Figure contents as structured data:

______

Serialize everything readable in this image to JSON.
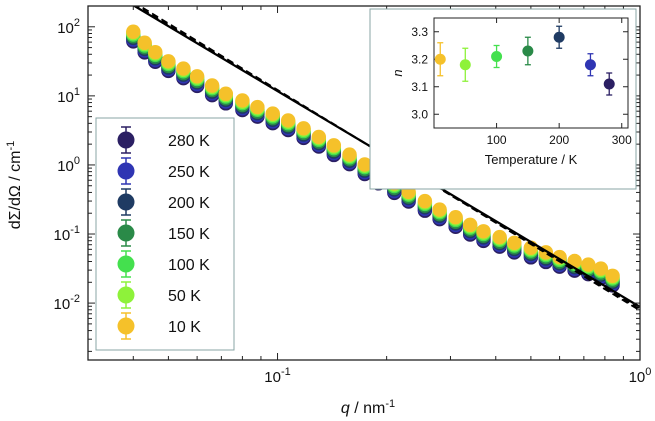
{
  "chart_data": [
    {
      "type": "scatter",
      "xlabel_var": "q",
      "xlabel_unit": " / nm",
      "xlabel_exp": "-1",
      "ylabel": "dΣ/dΩ / cm",
      "ylabel_exp": "-1",
      "x_scale": "log",
      "y_scale": "log",
      "xlim": [
        0.03,
        1.0
      ],
      "ylim": [
        0.0015,
        200
      ],
      "x_ticks": [
        {
          "base": "10",
          "exp": "-1",
          "value": 0.1
        },
        {
          "base": "10",
          "exp": "0",
          "value": 1.0
        }
      ],
      "y_ticks": [
        {
          "base": "10",
          "exp": "-2",
          "value": 0.01
        },
        {
          "base": "10",
          "exp": "-1",
          "value": 0.1
        },
        {
          "base": "10",
          "exp": "0",
          "value": 1
        },
        {
          "base": "10",
          "exp": "1",
          "value": 10
        },
        {
          "base": "10",
          "exp": "2",
          "value": 100
        }
      ],
      "legend_position": "bottom-left",
      "series": [
        {
          "name": "280 K",
          "color": "#2b1f63",
          "scale": 0.82
        },
        {
          "name": "250 K",
          "color": "#2f35b3",
          "scale": 0.87
        },
        {
          "name": "200 K",
          "color": "#1f3b63",
          "scale": 0.92
        },
        {
          "name": "150 K",
          "color": "#2a8a48",
          "scale": 0.97
        },
        {
          "name": "100 K",
          "color": "#44e04e",
          "scale": 1.03
        },
        {
          "name": "50 K",
          "color": "#8ef23a",
          "scale": 1.08
        },
        {
          "name": "10 K",
          "color": "#f5c12a",
          "scale": 1.13
        }
      ],
      "base_curve": {
        "q": [
          0.04,
          0.043,
          0.046,
          0.05,
          0.055,
          0.06,
          0.066,
          0.072,
          0.08,
          0.088,
          0.097,
          0.107,
          0.118,
          0.13,
          0.143,
          0.158,
          0.174,
          0.19,
          0.21,
          0.23,
          0.255,
          0.28,
          0.31,
          0.34,
          0.37,
          0.41,
          0.45,
          0.5,
          0.55,
          0.6,
          0.66,
          0.72,
          0.78,
          0.84
        ],
        "I": [
          75,
          52,
          38,
          28,
          22,
          17,
          12.5,
          9.5,
          7.6,
          6.1,
          4.9,
          3.9,
          3.0,
          2.25,
          1.7,
          1.25,
          0.9,
          0.66,
          0.48,
          0.36,
          0.265,
          0.2,
          0.155,
          0.12,
          0.097,
          0.08,
          0.066,
          0.056,
          0.048,
          0.041,
          0.036,
          0.032,
          0.028,
          0.022
        ]
      },
      "fit_lines": [
        {
          "style": "solid",
          "q": [
            0.04,
            1.0
          ],
          "I": [
            205,
            0.0088
          ]
        },
        {
          "style": "dashed",
          "q": [
            0.04,
            1.0
          ],
          "I": [
            215,
            0.0082
          ]
        },
        {
          "style": "dashed",
          "q": [
            0.04,
            1.0
          ],
          "I": [
            228,
            0.0078
          ]
        }
      ]
    },
    {
      "type": "scatter",
      "xlabel": "Temperature / K",
      "ylabel": "n",
      "xlim": [
        0,
        310
      ],
      "ylim": [
        2.95,
        3.35
      ],
      "x_ticks": [
        "100",
        "200",
        "300"
      ],
      "x_tick_values": [
        100,
        200,
        300
      ],
      "y_ticks": [
        "3.0",
        "3.1",
        "3.2",
        "3.3"
      ],
      "y_tick_values": [
        3.0,
        3.1,
        3.2,
        3.3
      ],
      "points": [
        {
          "T": 10,
          "n": 3.2,
          "err": 0.06,
          "color": "#f5c12a"
        },
        {
          "T": 50,
          "n": 3.18,
          "err": 0.06,
          "color": "#8ef23a"
        },
        {
          "T": 100,
          "n": 3.21,
          "err": 0.04,
          "color": "#44e04e"
        },
        {
          "T": 150,
          "n": 3.23,
          "err": 0.05,
          "color": "#2a8a48"
        },
        {
          "T": 200,
          "n": 3.28,
          "err": 0.04,
          "color": "#1f3b63"
        },
        {
          "T": 250,
          "n": 3.18,
          "err": 0.04,
          "color": "#2f35b3"
        },
        {
          "T": 280,
          "n": 3.11,
          "err": 0.04,
          "color": "#2b1f63"
        }
      ]
    }
  ]
}
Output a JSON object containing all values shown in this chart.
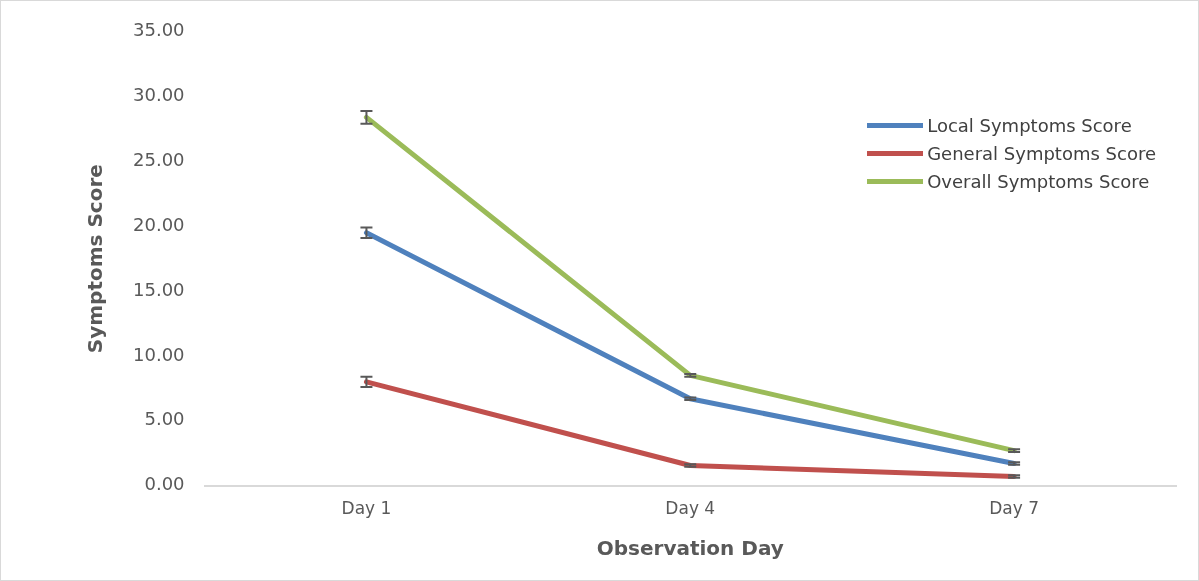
{
  "chart_data": {
    "type": "line",
    "xlabel": "Observation Day",
    "ylabel": "Symptoms Score",
    "categories": [
      "Day 1",
      "Day 4",
      "Day 7"
    ],
    "series": [
      {
        "name": "Local Symptoms Score",
        "color": "#4f81bd",
        "values": [
          19.5,
          6.7,
          1.7
        ],
        "errors": [
          0.4,
          0.1,
          0.1
        ]
      },
      {
        "name": "General Symptoms Score",
        "color": "#c0504d",
        "values": [
          8.0,
          1.55,
          0.7
        ],
        "errors": [
          0.4,
          0.1,
          0.1
        ]
      },
      {
        "name": "Overall Symptoms Score",
        "color": "#9bbb59",
        "values": [
          28.4,
          8.5,
          2.7
        ],
        "errors": [
          0.5,
          0.1,
          0.1
        ]
      }
    ],
    "ylim": [
      0,
      35
    ],
    "yticks": [
      {
        "value": 0,
        "label": "0.00"
      },
      {
        "value": 5,
        "label": "5.00"
      },
      {
        "value": 10,
        "label": "10.00"
      },
      {
        "value": 15,
        "label": "15.00"
      },
      {
        "value": 20,
        "label": "20.00"
      },
      {
        "value": 25,
        "label": "25.00"
      },
      {
        "value": 30,
        "label": "30.00"
      },
      {
        "value": 35,
        "label": "35.00"
      }
    ],
    "grid": false,
    "legend": "top right",
    "marker": "none",
    "line_style": "solid"
  }
}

______

▶ [YOUR TASK]: Print every entry exactly as written, without the pictures.

▶ [WRITTEN SOLUTION]:
Serialize everything readable in this image to JSON.
{
  "chart_data": [
    {
      "type": "scatter",
      "xlabel_var": "q",
      "xlabel_unit": " / nm",
      "xlabel_exp": "-1",
      "ylabel": "dΣ/dΩ / cm",
      "ylabel_exp": "-1",
      "x_scale": "log",
      "y_scale": "log",
      "xlim": [
        0.03,
        1.0
      ],
      "ylim": [
        0.0015,
        200
      ],
      "x_ticks": [
        {
          "base": "10",
          "exp": "-1",
          "value": 0.1
        },
        {
          "base": "10",
          "exp": "0",
          "value": 1.0
        }
      ],
      "y_ticks": [
        {
          "base": "10",
          "exp": "-2",
          "value": 0.01
        },
        {
          "base": "10",
          "exp": "-1",
          "value": 0.1
        },
        {
          "base": "10",
          "exp": "0",
          "value": 1
        },
        {
          "base": "10",
          "exp": "1",
          "value": 10
        },
        {
          "base": "10",
          "exp": "2",
          "value": 100
        }
      ],
      "legend_position": "bottom-left",
      "series": [
        {
          "name": "280 K",
          "color": "#2b1f63",
          "scale": 0.82
        },
        {
          "name": "250 K",
          "color": "#2f35b3",
          "scale": 0.87
        },
        {
          "name": "200 K",
          "color": "#1f3b63",
          "scale": 0.92
        },
        {
          "name": "150 K",
          "color": "#2a8a48",
          "scale": 0.97
        },
        {
          "name": "100 K",
          "color": "#44e04e",
          "scale": 1.03
        },
        {
          "name": "50 K",
          "color": "#8ef23a",
          "scale": 1.08
        },
        {
          "name": "10 K",
          "color": "#f5c12a",
          "scale": 1.13
        }
      ],
      "base_curve": {
        "q": [
          0.04,
          0.043,
          0.046,
          0.05,
          0.055,
          0.06,
          0.066,
          0.072,
          0.08,
          0.088,
          0.097,
          0.107,
          0.118,
          0.13,
          0.143,
          0.158,
          0.174,
          0.19,
          0.21,
          0.23,
          0.255,
          0.28,
          0.31,
          0.34,
          0.37,
          0.41,
          0.45,
          0.5,
          0.55,
          0.6,
          0.66,
          0.72,
          0.78,
          0.84
        ],
        "I": [
          75,
          52,
          38,
          28,
          22,
          17,
          12.5,
          9.5,
          7.6,
          6.1,
          4.9,
          3.9,
          3.0,
          2.25,
          1.7,
          1.25,
          0.9,
          0.66,
          0.48,
          0.36,
          0.265,
          0.2,
          0.155,
          0.12,
          0.097,
          0.08,
          0.066,
          0.056,
          0.048,
          0.041,
          0.036,
          0.032,
          0.028,
          0.022
        ]
      },
      "fit_lines": [
        {
          "style": "solid",
          "q": [
            0.04,
            1.0
          ],
          "I": [
            205,
            0.0088
          ]
        },
        {
          "style": "dashed",
          "q": [
            0.04,
            1.0
          ],
          "I": [
            215,
            0.0082
          ]
        },
        {
          "style": "dashed",
          "q": [
            0.04,
            1.0
          ],
          "I": [
            228,
            0.0078
          ]
        }
      ]
    },
    {
      "type": "scatter",
      "xlabel": "Temperature / K",
      "ylabel": "n",
      "xlim": [
        0,
        310
      ],
      "ylim": [
        2.95,
        3.35
      ],
      "x_ticks": [
        "100",
        "200",
        "300"
      ],
      "x_tick_values": [
        100,
        200,
        300
      ],
      "y_ticks": [
        "3.0",
        "3.1",
        "3.2",
        "3.3"
      ],
      "y_tick_values": [
        3.0,
        3.1,
        3.2,
        3.3
      ],
      "points": [
        {
          "T": 10,
          "n": 3.2,
          "err": 0.06,
          "color": "#f5c12a"
        },
        {
          "T": 50,
          "n": 3.18,
          "err": 0.06,
          "color": "#8ef23a"
        },
        {
          "T": 100,
          "n": 3.21,
          "err": 0.04,
          "color": "#44e04e"
        },
        {
          "T": 150,
          "n": 3.23,
          "err": 0.05,
          "color": "#2a8a48"
        },
        {
          "T": 200,
          "n": 3.28,
          "err": 0.04,
          "color": "#1f3b63"
        },
        {
          "T": 250,
          "n": 3.18,
          "err": 0.04,
          "color": "#2f35b3"
        },
        {
          "T": 280,
          "n": 3.11,
          "err": 0.04,
          "color": "#2b1f63"
        }
      ]
    }
  ]
}
Output a JSON object containing all values shown in this chart.
{
  "chart_data": {
    "type": "line",
    "xlabel": "Observation Day",
    "ylabel": "Symptoms Score",
    "categories": [
      "Day 1",
      "Day 4",
      "Day 7"
    ],
    "series": [
      {
        "name": "Local Symptoms Score",
        "color": "#4f81bd",
        "values": [
          19.5,
          6.7,
          1.7
        ],
        "errors": [
          0.4,
          0.1,
          0.1
        ]
      },
      {
        "name": "General Symptoms Score",
        "color": "#c0504d",
        "values": [
          8.0,
          1.55,
          0.7
        ],
        "errors": [
          0.4,
          0.1,
          0.1
        ]
      },
      {
        "name": "Overall Symptoms Score",
        "color": "#9bbb59",
        "values": [
          28.4,
          8.5,
          2.7
        ],
        "errors": [
          0.5,
          0.1,
          0.1
        ]
      }
    ],
    "ylim": [
      0,
      35
    ],
    "yticks": [
      {
        "value": 0,
        "label": "0.00"
      },
      {
        "value": 5,
        "label": "5.00"
      },
      {
        "value": 10,
        "label": "10.00"
      },
      {
        "value": 15,
        "label": "15.00"
      },
      {
        "value": 20,
        "label": "20.00"
      },
      {
        "value": 25,
        "label": "25.00"
      },
      {
        "value": 30,
        "label": "30.00"
      },
      {
        "value": 35,
        "label": "35.00"
      }
    ],
    "grid": false,
    "legend": "top right",
    "marker": "none",
    "line_style": "solid"
  }
}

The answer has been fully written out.